Give only the number of lines that include the string "Collisions".

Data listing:
-- -- --

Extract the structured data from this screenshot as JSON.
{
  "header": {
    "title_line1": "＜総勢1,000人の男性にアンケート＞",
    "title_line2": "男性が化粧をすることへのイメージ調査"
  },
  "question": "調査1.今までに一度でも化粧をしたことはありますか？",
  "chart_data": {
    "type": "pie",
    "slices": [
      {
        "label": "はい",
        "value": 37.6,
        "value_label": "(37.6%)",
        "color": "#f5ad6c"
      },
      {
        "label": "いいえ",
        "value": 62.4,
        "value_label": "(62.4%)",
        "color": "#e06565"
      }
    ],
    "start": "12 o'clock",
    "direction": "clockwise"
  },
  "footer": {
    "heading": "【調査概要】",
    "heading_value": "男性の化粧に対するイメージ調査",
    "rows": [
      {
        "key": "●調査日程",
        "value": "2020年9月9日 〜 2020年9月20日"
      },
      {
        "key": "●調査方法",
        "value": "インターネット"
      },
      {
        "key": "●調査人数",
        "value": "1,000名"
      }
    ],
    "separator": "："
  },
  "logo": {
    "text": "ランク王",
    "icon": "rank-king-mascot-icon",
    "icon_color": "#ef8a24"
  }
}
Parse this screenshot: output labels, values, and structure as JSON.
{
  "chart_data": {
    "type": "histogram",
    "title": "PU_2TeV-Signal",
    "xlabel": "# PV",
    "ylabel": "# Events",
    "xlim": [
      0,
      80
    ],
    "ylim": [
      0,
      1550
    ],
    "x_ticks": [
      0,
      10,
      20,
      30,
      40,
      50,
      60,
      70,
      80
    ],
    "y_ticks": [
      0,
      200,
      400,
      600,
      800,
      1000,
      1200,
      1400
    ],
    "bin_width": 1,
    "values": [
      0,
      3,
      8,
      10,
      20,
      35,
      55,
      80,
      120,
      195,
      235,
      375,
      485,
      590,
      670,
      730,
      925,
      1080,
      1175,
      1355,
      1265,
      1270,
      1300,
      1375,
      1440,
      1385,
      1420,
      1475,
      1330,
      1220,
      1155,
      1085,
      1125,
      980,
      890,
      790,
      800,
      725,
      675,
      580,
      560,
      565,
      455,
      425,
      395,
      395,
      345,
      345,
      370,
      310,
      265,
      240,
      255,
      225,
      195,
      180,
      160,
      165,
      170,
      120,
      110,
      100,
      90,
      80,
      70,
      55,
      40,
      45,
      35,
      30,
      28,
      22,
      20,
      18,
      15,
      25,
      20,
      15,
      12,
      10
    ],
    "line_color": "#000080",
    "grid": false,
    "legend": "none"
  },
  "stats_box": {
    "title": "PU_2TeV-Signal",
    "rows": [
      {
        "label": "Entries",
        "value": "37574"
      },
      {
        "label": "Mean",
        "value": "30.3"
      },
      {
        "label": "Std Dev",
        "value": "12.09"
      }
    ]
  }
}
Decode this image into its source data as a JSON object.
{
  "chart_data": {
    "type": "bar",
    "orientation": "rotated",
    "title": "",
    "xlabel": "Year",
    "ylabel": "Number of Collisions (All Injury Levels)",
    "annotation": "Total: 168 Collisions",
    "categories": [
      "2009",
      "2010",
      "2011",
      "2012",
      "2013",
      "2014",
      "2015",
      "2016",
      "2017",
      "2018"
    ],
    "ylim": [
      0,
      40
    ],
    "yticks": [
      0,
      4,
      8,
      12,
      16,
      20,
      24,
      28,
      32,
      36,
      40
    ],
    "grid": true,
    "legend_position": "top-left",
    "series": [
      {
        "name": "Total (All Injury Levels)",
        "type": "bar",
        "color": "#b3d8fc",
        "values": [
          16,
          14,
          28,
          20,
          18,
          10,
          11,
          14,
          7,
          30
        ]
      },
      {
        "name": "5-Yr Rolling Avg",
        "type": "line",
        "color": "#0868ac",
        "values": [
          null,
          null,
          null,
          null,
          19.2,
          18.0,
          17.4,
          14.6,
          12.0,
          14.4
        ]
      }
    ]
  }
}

-- -- --

Solution to the exercise: 2